**Given instruction**
Copy out every line that contains "proovi".

**Excerpted data**

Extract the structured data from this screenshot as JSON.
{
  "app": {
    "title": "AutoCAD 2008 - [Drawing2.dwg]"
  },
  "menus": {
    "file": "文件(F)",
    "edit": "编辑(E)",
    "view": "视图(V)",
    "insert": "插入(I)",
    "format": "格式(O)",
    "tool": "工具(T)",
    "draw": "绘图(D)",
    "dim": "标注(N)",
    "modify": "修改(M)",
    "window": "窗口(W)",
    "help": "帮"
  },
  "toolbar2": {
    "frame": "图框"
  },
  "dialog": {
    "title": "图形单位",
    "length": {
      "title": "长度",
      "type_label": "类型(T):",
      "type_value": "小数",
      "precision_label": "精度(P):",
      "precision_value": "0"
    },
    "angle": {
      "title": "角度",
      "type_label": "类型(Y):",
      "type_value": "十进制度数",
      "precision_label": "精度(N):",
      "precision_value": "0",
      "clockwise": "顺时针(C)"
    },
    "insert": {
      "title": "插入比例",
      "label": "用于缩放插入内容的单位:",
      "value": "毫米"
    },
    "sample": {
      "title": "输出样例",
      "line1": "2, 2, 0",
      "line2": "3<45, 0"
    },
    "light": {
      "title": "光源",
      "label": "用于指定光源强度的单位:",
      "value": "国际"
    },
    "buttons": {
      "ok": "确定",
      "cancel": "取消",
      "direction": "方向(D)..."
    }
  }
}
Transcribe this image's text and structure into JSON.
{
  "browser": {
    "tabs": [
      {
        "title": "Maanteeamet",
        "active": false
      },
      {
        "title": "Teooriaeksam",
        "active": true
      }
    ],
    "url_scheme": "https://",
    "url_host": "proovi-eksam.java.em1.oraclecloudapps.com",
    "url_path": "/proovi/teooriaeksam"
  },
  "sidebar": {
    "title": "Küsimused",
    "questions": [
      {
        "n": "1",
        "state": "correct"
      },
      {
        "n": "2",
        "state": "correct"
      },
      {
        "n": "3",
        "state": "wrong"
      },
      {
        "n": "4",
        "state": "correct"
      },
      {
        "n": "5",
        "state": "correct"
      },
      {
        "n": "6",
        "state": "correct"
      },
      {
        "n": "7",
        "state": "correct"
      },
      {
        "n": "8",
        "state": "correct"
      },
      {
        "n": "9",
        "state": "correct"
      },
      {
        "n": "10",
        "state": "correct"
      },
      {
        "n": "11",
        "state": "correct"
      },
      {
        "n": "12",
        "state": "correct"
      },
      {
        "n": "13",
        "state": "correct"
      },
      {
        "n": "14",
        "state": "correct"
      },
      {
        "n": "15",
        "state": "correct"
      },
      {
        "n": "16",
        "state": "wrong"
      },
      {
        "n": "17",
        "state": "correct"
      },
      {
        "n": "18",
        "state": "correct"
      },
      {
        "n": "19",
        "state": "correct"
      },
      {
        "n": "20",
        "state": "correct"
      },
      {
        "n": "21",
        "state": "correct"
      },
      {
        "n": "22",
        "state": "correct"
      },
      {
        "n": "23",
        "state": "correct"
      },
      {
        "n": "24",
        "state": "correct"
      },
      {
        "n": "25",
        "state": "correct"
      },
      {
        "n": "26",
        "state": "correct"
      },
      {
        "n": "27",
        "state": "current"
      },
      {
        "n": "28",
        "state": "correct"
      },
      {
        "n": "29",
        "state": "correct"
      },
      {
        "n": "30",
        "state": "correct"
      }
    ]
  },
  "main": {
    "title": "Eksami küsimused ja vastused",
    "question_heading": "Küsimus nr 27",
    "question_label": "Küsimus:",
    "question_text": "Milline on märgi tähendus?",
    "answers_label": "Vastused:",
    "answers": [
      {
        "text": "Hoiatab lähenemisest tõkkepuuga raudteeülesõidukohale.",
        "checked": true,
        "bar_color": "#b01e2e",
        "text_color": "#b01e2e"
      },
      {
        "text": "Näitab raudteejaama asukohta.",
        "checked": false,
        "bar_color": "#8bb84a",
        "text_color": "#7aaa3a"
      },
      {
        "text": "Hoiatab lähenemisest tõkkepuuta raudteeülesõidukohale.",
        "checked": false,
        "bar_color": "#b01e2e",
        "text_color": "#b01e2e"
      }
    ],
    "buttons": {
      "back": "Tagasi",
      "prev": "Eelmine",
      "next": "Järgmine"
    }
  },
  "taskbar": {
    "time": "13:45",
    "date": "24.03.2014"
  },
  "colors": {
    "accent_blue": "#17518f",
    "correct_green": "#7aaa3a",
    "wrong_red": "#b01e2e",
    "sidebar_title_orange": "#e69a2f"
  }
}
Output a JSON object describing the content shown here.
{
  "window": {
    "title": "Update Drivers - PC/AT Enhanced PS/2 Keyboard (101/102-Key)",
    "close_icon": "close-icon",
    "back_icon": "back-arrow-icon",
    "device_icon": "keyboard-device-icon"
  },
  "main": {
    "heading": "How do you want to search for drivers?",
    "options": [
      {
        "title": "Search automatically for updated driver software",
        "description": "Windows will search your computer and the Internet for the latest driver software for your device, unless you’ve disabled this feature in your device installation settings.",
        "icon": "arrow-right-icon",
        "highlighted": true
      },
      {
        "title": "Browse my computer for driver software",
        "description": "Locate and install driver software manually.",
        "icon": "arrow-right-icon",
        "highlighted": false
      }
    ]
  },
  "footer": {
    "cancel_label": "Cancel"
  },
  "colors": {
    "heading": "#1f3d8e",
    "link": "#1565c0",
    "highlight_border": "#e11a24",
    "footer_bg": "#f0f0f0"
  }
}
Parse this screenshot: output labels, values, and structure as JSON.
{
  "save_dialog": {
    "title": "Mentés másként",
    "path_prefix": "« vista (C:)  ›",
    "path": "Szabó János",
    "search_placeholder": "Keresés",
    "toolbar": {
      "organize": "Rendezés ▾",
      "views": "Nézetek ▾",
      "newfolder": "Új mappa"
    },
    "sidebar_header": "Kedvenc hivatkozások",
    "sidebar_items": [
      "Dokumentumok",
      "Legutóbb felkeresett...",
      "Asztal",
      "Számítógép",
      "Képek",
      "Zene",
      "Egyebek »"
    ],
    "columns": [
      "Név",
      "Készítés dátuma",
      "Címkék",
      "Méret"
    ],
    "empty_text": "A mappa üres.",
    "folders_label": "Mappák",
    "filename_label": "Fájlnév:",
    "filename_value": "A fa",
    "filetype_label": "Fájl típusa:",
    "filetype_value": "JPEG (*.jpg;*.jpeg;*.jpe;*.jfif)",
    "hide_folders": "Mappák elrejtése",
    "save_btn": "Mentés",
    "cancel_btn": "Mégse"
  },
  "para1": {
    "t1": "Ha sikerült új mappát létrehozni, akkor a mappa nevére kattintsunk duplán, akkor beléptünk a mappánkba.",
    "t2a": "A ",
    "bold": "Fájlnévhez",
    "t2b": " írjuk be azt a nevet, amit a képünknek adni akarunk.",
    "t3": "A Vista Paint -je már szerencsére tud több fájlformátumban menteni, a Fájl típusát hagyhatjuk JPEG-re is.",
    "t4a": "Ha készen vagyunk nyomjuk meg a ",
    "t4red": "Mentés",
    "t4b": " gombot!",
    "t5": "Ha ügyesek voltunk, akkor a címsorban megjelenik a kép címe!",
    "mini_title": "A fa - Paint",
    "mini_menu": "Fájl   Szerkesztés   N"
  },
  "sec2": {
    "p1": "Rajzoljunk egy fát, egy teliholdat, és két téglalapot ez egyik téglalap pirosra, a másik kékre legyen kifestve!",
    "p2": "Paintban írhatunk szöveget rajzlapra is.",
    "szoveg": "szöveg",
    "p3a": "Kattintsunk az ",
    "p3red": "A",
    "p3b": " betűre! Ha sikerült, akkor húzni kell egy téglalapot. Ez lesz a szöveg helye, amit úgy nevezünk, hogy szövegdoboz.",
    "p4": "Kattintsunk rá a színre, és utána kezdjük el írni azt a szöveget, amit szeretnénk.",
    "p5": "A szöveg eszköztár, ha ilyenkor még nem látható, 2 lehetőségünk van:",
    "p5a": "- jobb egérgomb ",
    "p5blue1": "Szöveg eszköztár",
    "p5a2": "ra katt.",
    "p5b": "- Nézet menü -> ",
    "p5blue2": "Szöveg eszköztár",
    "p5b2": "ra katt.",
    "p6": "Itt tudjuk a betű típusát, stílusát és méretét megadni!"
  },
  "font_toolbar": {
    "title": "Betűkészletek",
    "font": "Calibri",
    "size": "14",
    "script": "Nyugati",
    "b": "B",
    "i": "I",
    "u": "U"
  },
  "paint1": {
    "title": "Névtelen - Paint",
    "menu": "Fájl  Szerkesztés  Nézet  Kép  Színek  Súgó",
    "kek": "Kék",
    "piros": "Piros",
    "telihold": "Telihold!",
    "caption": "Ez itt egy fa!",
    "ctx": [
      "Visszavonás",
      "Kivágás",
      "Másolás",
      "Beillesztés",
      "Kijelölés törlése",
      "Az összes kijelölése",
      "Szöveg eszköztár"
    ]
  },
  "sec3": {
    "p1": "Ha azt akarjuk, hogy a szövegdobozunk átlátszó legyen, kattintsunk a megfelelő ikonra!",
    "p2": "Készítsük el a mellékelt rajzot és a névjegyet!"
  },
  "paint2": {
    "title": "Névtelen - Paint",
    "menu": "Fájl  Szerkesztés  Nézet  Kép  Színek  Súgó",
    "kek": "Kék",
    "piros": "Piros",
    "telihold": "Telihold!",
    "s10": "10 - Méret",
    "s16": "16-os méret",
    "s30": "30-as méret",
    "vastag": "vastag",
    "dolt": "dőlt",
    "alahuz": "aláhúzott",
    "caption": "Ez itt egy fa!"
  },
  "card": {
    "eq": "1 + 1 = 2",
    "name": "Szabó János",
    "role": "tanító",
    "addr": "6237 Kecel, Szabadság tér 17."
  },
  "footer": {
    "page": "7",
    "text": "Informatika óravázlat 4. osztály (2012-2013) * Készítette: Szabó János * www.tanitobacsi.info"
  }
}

**Exercise solution**
    "url_host": "proovi-eksam.java.em1.oraclecloudapps.com",
    "url_path": "/proovi/teooriaeksam"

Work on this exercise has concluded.